start DATA PROVIDED
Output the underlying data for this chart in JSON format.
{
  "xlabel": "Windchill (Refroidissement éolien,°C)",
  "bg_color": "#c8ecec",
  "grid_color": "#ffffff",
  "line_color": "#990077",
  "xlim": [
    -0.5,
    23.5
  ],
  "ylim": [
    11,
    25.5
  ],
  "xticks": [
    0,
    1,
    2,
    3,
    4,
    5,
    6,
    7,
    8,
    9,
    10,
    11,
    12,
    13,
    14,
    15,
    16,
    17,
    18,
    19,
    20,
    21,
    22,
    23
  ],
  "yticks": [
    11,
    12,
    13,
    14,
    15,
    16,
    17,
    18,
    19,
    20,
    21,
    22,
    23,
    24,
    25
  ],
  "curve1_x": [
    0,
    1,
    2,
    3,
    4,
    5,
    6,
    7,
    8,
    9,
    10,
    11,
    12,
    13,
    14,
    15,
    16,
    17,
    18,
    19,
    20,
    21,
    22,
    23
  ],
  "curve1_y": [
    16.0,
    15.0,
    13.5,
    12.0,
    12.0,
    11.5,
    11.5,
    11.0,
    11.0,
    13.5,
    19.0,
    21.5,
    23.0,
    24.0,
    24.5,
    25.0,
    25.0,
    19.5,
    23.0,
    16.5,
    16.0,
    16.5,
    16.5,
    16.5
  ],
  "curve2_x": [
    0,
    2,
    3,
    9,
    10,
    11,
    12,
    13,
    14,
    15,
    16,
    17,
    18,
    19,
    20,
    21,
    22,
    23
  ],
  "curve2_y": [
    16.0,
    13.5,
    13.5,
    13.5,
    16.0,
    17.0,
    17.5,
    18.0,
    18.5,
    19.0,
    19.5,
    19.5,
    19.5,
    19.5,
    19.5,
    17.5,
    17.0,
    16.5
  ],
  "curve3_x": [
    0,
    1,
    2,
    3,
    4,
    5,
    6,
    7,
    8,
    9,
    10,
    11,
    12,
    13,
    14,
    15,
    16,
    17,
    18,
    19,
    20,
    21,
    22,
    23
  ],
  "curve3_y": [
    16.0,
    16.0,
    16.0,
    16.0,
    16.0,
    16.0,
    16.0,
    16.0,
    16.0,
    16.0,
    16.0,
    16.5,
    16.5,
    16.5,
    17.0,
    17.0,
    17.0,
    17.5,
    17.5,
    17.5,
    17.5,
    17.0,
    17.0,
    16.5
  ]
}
end DATA PROVIDED
EXERCISE: Go through the listing and copy all of it exactly.

RESULT OF THE TASK:
Output the underlying data for this chart in JSON format.
{
  "xlabel": "Windchill (Refroidissement éolien,°C)",
  "bg_color": "#c8ecec",
  "grid_color": "#ffffff",
  "line_color": "#990077",
  "xlim": [
    -0.5,
    23.5
  ],
  "ylim": [
    11,
    25.5
  ],
  "xticks": [
    0,
    1,
    2,
    3,
    4,
    5,
    6,
    7,
    8,
    9,
    10,
    11,
    12,
    13,
    14,
    15,
    16,
    17,
    18,
    19,
    20,
    21,
    22,
    23
  ],
  "yticks": [
    11,
    12,
    13,
    14,
    15,
    16,
    17,
    18,
    19,
    20,
    21,
    22,
    23,
    24,
    25
  ],
  "curve1_x": [
    0,
    1,
    2,
    3,
    4,
    5,
    6,
    7,
    8,
    9,
    10,
    11,
    12,
    13,
    14,
    15,
    16,
    17,
    18,
    19,
    20,
    21,
    22,
    23
  ],
  "curve1_y": [
    16.0,
    15.0,
    13.5,
    12.0,
    12.0,
    11.5,
    11.5,
    11.0,
    11.0,
    13.5,
    19.0,
    21.5,
    23.0,
    24.0,
    24.5,
    25.0,
    25.0,
    19.5,
    23.0,
    16.5,
    16.0,
    16.5,
    16.5,
    16.5
  ],
  "curve2_x": [
    0,
    2,
    3,
    9,
    10,
    11,
    12,
    13,
    14,
    15,
    16,
    17,
    18,
    19,
    20,
    21,
    22,
    23
  ],
  "curve2_y": [
    16.0,
    13.5,
    13.5,
    13.5,
    16.0,
    17.0,
    17.5,
    18.0,
    18.5,
    19.0,
    19.5,
    19.5,
    19.5,
    19.5,
    19.5,
    17.5,
    17.0,
    16.5
  ],
  "curve3_x": [
    0,
    1,
    2,
    3,
    4,
    5,
    6,
    7,
    8,
    9,
    10,
    11,
    12,
    13,
    14,
    15,
    16,
    17,
    18,
    19,
    20,
    21,
    22,
    23
  ],
  "curve3_y": [
    16.0,
    16.0,
    16.0,
    16.0,
    16.0,
    16.0,
    16.0,
    16.0,
    16.0,
    16.0,
    16.0,
    16.5,
    16.5,
    16.5,
    17.0,
    17.0,
    17.0,
    17.5,
    17.5,
    17.5,
    17.5,
    17.0,
    17.0,
    16.5
  ]
}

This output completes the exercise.